— Start Records shown —
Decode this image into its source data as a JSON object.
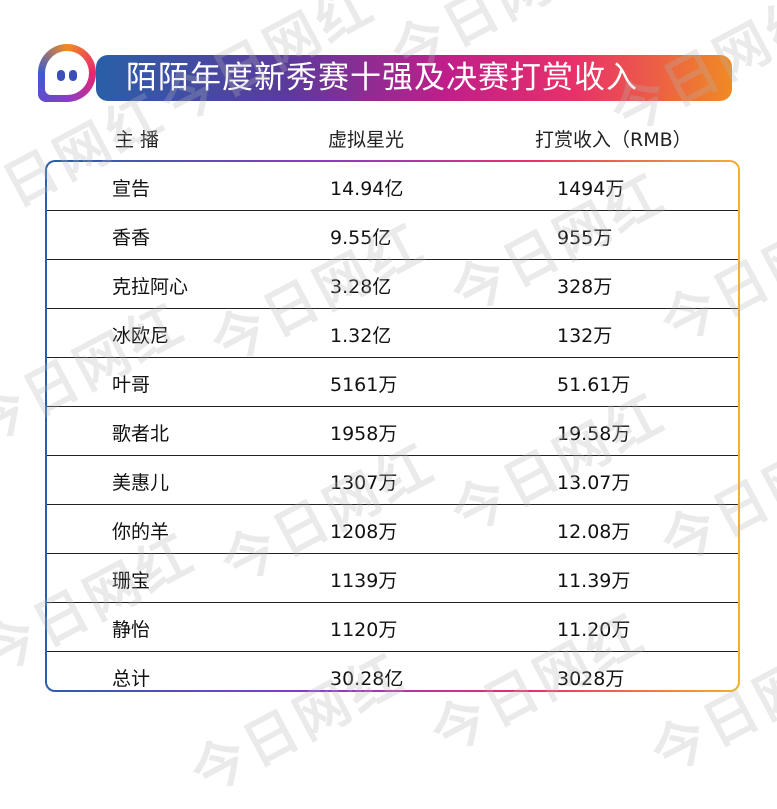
{
  "watermark": "今日网红",
  "title": "陌陌年度新秀赛十强及决赛打赏收入",
  "headers": [
    "主 播",
    "虚拟星光",
    "打赏收入（RMB）"
  ],
  "rows": [
    [
      "宣告",
      "14.94亿",
      "1494万"
    ],
    [
      "香香",
      "9.55亿",
      "955万"
    ],
    [
      "克拉阿心",
      "3.28亿",
      "328万"
    ],
    [
      "冰欧尼",
      "1.32亿",
      "132万"
    ],
    [
      "叶哥",
      "5161万",
      "51.61万"
    ],
    [
      "歌者北",
      "1958万",
      "19.58万"
    ],
    [
      "美惠儿",
      "1307万",
      "13.07万"
    ],
    [
      "你的羊",
      "1208万",
      "12.08万"
    ],
    [
      "珊宝",
      "1139万",
      "11.39万"
    ],
    [
      "静怡",
      "1120万",
      "11.20万"
    ],
    [
      "总计",
      "30.28亿",
      "3028万"
    ]
  ]
}
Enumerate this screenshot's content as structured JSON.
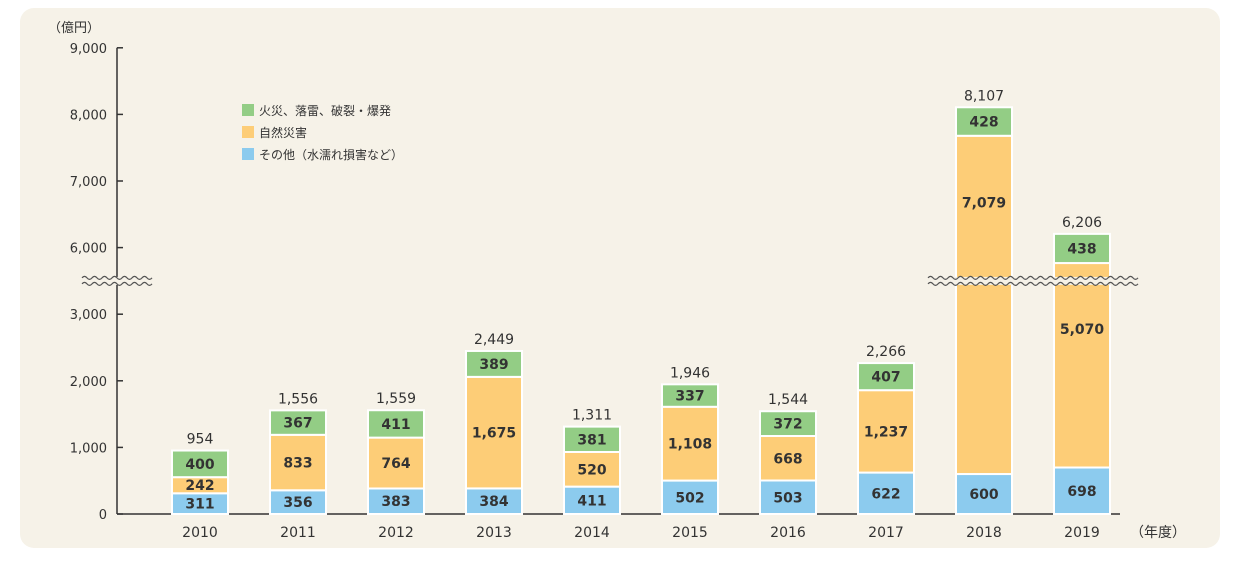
{
  "chart_data": {
    "type": "bar",
    "stacked": true,
    "y_unit_label": "（億円）",
    "x_unit_label": "（年度）",
    "categories": [
      "2010",
      "2011",
      "2012",
      "2013",
      "2014",
      "2015",
      "2016",
      "2017",
      "2018",
      "2019"
    ],
    "series": [
      {
        "name": "その他（水濡れ損害など）",
        "color": "#8ccbee",
        "values": [
          311,
          356,
          383,
          384,
          411,
          502,
          503,
          622,
          600,
          698
        ]
      },
      {
        "name": "自然災害",
        "color": "#fdcd77",
        "values": [
          242,
          833,
          764,
          1675,
          520,
          1108,
          668,
          1237,
          7079,
          5070
        ]
      },
      {
        "name": "火災、落雷、破裂・爆発",
        "color": "#93cd85",
        "values": [
          400,
          367,
          411,
          389,
          381,
          337,
          372,
          407,
          428,
          438
        ]
      }
    ],
    "totals": [
      "954",
      "1,556",
      "1,559",
      "2,449",
      "1,311",
      "1,946",
      "1,544",
      "2,266",
      "8,107",
      "6,206"
    ],
    "value_labels": [
      [
        "311",
        "356",
        "383",
        "384",
        "411",
        "502",
        "503",
        "622",
        "600",
        "698"
      ],
      [
        "242",
        "833",
        "764",
        "1,675",
        "520",
        "1,108",
        "668",
        "1,237",
        "7,079",
        "5,070"
      ],
      [
        "400",
        "367",
        "411",
        "389",
        "381",
        "337",
        "372",
        "407",
        "428",
        "438"
      ]
    ],
    "y_ticks_lower": [
      "0",
      "1,000",
      "2,000",
      "3,000"
    ],
    "y_ticks_upper": [
      "6,000",
      "7,000",
      "8,000",
      "9,000"
    ],
    "axis_break": {
      "from": 3500,
      "to": 5500
    },
    "ylim": [
      0,
      9000
    ],
    "legend_position": "top-left",
    "legend_order": [
      2,
      1,
      0
    ]
  }
}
— End Records shown —
▶ **What you should do**:
Leaving aside the images, write out the entries above word for word.

▶ **Task answer**:
Decode this image into its source data as a JSON object.
{
  "watermark": "今日网红",
  "title": "陌陌年度新秀赛十强及决赛打赏收入",
  "headers": [
    "主 播",
    "虚拟星光",
    "打赏收入（RMB）"
  ],
  "rows": [
    [
      "宣告",
      "14.94亿",
      "1494万"
    ],
    [
      "香香",
      "9.55亿",
      "955万"
    ],
    [
      "克拉阿心",
      "3.28亿",
      "328万"
    ],
    [
      "冰欧尼",
      "1.32亿",
      "132万"
    ],
    [
      "叶哥",
      "5161万",
      "51.61万"
    ],
    [
      "歌者北",
      "1958万",
      "19.58万"
    ],
    [
      "美惠儿",
      "1307万",
      "13.07万"
    ],
    [
      "你的羊",
      "1208万",
      "12.08万"
    ],
    [
      "珊宝",
      "1139万",
      "11.39万"
    ],
    [
      "静怡",
      "1120万",
      "11.20万"
    ],
    [
      "总计",
      "30.28亿",
      "3028万"
    ]
  ]
}
Enumerate this screenshot's content as structured JSON.
{
  "chart_data": {
    "type": "bar",
    "stacked": true,
    "y_unit_label": "（億円）",
    "x_unit_label": "（年度）",
    "categories": [
      "2010",
      "2011",
      "2012",
      "2013",
      "2014",
      "2015",
      "2016",
      "2017",
      "2018",
      "2019"
    ],
    "series": [
      {
        "name": "その他（水濡れ損害など）",
        "color": "#8ccbee",
        "values": [
          311,
          356,
          383,
          384,
          411,
          502,
          503,
          622,
          600,
          698
        ]
      },
      {
        "name": "自然災害",
        "color": "#fdcd77",
        "values": [
          242,
          833,
          764,
          1675,
          520,
          1108,
          668,
          1237,
          7079,
          5070
        ]
      },
      {
        "name": "火災、落雷、破裂・爆発",
        "color": "#93cd85",
        "values": [
          400,
          367,
          411,
          389,
          381,
          337,
          372,
          407,
          428,
          438
        ]
      }
    ],
    "totals": [
      "954",
      "1,556",
      "1,559",
      "2,449",
      "1,311",
      "1,946",
      "1,544",
      "2,266",
      "8,107",
      "6,206"
    ],
    "value_labels": [
      [
        "311",
        "356",
        "383",
        "384",
        "411",
        "502",
        "503",
        "622",
        "600",
        "698"
      ],
      [
        "242",
        "833",
        "764",
        "1,675",
        "520",
        "1,108",
        "668",
        "1,237",
        "7,079",
        "5,070"
      ],
      [
        "400",
        "367",
        "411",
        "389",
        "381",
        "337",
        "372",
        "407",
        "428",
        "438"
      ]
    ],
    "y_ticks_lower": [
      "0",
      "1,000",
      "2,000",
      "3,000"
    ],
    "y_ticks_upper": [
      "6,000",
      "7,000",
      "8,000",
      "9,000"
    ],
    "axis_break": {
      "from": 3500,
      "to": 5500
    },
    "ylim": [
      0,
      9000
    ],
    "legend_position": "top-left",
    "legend_order": [
      2,
      1,
      0
    ]
  }
}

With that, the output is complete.